*Prompt*. Without altering anything, output the material below.

*Dataset records*.
--- START ---
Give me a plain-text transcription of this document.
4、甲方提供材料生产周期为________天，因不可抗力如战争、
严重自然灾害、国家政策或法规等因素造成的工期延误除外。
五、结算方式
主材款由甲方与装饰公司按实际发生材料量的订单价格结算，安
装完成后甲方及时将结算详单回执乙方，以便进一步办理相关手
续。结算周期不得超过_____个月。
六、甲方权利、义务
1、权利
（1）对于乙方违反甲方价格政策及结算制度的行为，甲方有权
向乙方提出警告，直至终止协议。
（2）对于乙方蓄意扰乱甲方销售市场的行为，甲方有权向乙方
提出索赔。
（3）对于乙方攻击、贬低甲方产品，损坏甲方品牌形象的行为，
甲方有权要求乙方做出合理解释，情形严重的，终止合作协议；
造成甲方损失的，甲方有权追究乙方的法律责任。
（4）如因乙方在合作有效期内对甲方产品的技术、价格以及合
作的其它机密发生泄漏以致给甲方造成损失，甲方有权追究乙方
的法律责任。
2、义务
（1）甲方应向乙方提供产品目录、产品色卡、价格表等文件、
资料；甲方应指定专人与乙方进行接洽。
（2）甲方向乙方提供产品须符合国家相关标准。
--- END ---
*Answer*.
Give me a plain-text transcription of this document.
4、甲方提供材料生产周期为________天，因不可抗力如战争、
严重自然灾害、国家政策或法规等因素造成的工期延误除外。
五、结算方式
主材款由甲方与装饰公司按实际发生材料量的订单价格结算，安
装完成后甲方及时将结算详单回执乙方，以便进一步办理相关手
续。结算周期不得超过_____个月。
六、甲方权利、义务
1、权利
（1）对于乙方违反甲方价格政策及结算制度的行为，甲方有权
向乙方提出警告，直至终止协议。
（2）对于乙方蓄意扰乱甲方销售市场的行为，甲方有权向乙方
提出索赔。
（3）对于乙方攻击、贬低甲方产品，损坏甲方品牌形象的行为，
甲方有权要求乙方做出合理解释，情形严重的，终止合作协议；
造成甲方损失的，甲方有权追究乙方的法律责任。
（4）如因乙方在合作有效期内对甲方产品的技术、价格以及合
作的其它机密发生泄漏以致给甲方造成损失，甲方有权追究乙方
的法律责任。
2、义务
（1）甲方应向乙方提供产品目录、产品色卡、价格表等文件、
资料；甲方应指定专人与乙方进行接洽。
（2）甲方向乙方提供产品须符合国家相关标准。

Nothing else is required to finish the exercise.